(Entries with figure data)
- - -

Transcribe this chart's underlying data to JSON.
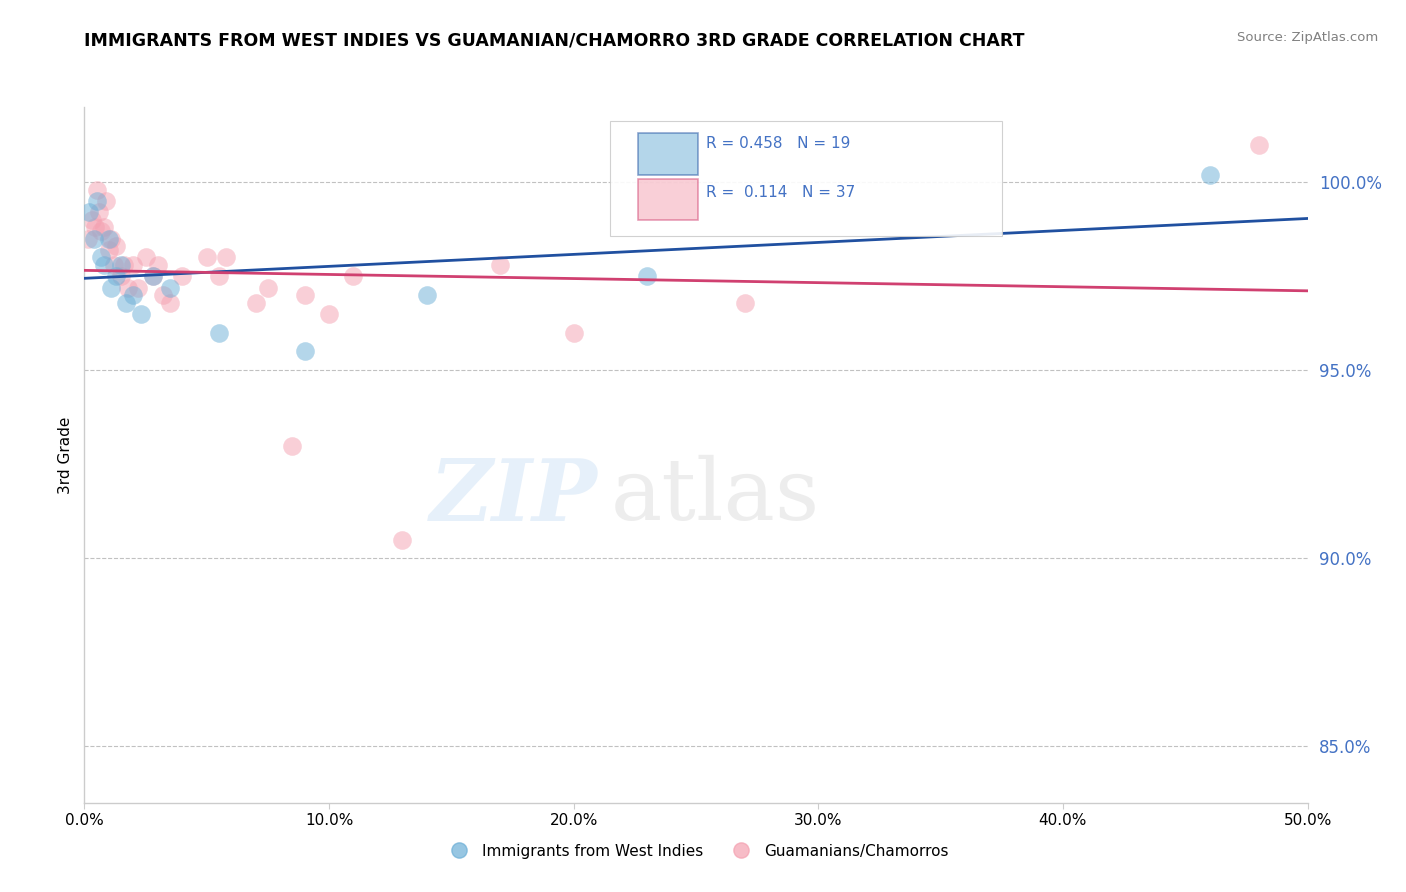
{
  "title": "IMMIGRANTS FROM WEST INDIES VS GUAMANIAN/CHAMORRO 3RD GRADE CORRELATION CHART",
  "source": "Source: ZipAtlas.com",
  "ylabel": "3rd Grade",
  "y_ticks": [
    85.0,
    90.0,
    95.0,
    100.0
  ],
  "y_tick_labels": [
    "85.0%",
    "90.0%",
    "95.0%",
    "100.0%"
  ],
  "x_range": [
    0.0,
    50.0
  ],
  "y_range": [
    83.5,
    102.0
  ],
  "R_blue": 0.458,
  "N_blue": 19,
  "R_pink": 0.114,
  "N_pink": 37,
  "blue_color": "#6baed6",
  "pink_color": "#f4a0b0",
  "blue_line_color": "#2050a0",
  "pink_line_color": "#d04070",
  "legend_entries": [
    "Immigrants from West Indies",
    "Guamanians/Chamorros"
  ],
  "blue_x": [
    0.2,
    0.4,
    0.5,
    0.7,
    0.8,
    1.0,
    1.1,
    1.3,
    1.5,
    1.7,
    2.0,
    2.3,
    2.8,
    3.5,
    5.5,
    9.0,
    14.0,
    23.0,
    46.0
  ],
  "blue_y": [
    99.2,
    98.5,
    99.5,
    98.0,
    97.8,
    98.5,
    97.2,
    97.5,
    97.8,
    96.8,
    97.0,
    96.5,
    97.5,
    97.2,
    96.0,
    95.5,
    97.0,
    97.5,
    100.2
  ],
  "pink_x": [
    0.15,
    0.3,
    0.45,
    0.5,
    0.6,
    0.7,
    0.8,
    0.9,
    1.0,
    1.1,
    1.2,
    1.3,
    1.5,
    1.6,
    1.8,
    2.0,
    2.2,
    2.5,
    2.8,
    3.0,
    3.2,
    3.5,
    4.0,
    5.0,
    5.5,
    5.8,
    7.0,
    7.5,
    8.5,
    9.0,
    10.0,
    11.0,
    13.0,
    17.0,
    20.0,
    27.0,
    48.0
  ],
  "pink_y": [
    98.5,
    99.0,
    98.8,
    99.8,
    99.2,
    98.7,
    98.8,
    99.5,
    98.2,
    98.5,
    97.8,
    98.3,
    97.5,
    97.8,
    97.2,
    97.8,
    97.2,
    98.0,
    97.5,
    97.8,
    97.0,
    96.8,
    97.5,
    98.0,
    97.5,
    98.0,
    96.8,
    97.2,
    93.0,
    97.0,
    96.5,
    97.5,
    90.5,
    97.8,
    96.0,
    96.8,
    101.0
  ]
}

- - -

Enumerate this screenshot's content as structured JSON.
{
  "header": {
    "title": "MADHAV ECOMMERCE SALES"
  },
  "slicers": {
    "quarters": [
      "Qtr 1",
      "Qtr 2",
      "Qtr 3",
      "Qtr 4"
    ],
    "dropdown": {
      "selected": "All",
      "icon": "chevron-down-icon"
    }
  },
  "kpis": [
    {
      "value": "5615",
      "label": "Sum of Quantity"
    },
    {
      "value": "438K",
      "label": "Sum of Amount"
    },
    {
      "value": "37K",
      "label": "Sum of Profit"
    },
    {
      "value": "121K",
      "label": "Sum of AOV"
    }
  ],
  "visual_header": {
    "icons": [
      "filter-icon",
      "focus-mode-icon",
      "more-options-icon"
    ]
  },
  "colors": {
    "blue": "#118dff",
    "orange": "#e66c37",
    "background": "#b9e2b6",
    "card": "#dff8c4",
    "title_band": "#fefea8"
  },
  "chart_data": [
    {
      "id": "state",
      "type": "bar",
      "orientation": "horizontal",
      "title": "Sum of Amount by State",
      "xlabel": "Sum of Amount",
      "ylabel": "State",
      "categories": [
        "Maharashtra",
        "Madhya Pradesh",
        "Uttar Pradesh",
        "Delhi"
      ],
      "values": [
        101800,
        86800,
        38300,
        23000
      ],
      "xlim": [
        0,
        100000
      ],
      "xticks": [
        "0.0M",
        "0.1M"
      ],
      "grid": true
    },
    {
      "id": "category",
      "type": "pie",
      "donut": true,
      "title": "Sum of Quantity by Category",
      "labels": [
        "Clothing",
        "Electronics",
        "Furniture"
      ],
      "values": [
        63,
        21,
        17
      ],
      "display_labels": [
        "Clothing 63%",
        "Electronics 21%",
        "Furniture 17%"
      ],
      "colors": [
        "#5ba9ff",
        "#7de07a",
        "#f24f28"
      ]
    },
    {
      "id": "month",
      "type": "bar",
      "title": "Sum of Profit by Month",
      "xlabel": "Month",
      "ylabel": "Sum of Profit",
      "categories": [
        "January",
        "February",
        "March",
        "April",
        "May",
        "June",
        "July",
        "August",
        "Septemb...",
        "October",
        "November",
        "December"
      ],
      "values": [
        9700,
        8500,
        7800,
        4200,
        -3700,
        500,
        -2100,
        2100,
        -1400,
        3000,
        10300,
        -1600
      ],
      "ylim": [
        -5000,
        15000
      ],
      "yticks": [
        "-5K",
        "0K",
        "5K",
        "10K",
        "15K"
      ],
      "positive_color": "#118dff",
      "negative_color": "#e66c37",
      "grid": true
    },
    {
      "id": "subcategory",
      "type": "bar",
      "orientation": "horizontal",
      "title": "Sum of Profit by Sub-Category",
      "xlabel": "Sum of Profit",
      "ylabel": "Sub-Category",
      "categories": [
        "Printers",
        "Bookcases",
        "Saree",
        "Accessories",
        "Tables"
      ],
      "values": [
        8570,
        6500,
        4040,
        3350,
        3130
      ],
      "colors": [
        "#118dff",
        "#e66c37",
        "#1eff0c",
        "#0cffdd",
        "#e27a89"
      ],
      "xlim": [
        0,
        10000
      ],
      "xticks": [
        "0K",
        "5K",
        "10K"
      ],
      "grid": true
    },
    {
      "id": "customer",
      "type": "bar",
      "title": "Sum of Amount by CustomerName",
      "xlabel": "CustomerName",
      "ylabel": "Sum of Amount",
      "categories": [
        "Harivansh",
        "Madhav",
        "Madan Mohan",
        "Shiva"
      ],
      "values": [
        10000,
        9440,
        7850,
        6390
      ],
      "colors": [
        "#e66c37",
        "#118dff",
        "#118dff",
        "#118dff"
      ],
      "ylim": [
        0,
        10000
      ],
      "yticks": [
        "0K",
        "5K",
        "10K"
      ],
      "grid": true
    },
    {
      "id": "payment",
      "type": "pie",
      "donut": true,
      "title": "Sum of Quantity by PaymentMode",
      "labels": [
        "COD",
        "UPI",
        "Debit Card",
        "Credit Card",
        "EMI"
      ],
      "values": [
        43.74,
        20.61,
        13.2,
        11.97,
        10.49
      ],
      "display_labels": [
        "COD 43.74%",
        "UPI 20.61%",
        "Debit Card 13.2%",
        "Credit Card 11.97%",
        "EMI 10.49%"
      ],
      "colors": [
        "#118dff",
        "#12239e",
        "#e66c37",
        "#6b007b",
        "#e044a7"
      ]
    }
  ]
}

- - -

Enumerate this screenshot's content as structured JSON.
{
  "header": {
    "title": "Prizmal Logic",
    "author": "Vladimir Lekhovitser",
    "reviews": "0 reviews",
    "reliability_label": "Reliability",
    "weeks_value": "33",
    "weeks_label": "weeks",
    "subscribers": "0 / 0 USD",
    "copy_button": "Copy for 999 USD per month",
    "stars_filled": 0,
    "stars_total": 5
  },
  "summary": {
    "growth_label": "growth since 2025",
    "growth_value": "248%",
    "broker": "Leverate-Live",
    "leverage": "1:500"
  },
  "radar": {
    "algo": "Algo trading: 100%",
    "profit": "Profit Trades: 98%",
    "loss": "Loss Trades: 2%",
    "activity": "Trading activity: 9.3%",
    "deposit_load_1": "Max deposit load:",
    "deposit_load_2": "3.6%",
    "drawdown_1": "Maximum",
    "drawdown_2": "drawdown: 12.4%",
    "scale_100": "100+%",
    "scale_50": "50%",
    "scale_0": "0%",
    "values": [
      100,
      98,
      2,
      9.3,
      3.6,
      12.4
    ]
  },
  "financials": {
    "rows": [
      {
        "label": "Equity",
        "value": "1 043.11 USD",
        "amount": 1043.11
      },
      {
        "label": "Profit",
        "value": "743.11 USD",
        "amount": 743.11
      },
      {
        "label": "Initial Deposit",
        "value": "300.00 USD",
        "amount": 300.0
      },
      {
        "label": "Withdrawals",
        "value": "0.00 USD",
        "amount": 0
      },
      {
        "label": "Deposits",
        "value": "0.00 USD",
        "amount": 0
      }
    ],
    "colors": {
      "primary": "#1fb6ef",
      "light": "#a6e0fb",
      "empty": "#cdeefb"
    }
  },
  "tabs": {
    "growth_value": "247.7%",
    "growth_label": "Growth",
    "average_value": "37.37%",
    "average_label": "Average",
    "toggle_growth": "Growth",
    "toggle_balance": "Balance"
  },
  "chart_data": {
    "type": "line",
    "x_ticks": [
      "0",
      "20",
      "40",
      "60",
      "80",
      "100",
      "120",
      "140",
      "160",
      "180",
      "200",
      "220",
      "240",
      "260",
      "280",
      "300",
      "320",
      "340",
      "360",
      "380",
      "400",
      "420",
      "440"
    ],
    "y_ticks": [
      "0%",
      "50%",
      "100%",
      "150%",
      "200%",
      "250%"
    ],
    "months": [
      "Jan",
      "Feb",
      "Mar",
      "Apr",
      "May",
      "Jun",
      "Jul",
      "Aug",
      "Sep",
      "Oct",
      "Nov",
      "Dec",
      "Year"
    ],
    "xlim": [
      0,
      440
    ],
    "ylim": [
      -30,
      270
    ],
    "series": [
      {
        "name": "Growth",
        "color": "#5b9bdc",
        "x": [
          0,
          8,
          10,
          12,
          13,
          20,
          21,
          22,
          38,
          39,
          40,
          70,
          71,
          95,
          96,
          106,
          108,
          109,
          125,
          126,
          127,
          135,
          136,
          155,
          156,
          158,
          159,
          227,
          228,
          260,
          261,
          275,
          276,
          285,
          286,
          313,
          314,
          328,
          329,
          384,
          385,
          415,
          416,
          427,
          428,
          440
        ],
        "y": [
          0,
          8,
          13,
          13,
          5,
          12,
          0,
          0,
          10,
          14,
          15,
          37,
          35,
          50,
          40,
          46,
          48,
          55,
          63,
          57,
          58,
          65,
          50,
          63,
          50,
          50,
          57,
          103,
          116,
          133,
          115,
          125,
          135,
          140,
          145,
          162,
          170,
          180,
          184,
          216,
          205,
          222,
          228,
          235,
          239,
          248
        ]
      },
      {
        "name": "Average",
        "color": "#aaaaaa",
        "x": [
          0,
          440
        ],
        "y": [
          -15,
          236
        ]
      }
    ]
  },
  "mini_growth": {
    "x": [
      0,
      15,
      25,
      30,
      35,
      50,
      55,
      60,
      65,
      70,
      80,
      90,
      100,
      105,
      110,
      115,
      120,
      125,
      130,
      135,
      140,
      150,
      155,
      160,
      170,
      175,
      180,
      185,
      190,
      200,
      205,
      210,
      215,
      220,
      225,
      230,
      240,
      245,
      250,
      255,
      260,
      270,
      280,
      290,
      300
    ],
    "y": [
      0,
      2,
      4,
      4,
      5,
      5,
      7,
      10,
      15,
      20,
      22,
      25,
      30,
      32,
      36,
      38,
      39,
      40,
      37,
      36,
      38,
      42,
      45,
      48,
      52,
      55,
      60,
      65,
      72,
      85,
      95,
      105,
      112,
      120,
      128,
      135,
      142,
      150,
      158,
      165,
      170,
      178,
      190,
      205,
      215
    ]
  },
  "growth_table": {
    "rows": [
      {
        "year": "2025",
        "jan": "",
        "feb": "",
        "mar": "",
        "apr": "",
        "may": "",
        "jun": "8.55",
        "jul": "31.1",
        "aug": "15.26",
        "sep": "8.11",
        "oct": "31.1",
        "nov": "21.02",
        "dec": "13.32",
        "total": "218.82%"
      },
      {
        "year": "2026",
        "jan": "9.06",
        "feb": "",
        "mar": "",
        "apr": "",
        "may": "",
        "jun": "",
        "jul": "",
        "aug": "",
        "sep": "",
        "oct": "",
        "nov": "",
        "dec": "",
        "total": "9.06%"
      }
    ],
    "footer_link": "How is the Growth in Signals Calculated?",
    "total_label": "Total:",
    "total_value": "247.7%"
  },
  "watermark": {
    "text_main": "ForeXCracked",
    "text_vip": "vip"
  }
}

- - -

Pull every line containing "Quantity" out of the records.

*THE RESPONSE*:
      "label": "Sum of Quantity"
      "title": "Sum of Quantity by Category",
      "title": "Sum of Quantity by PaymentMode",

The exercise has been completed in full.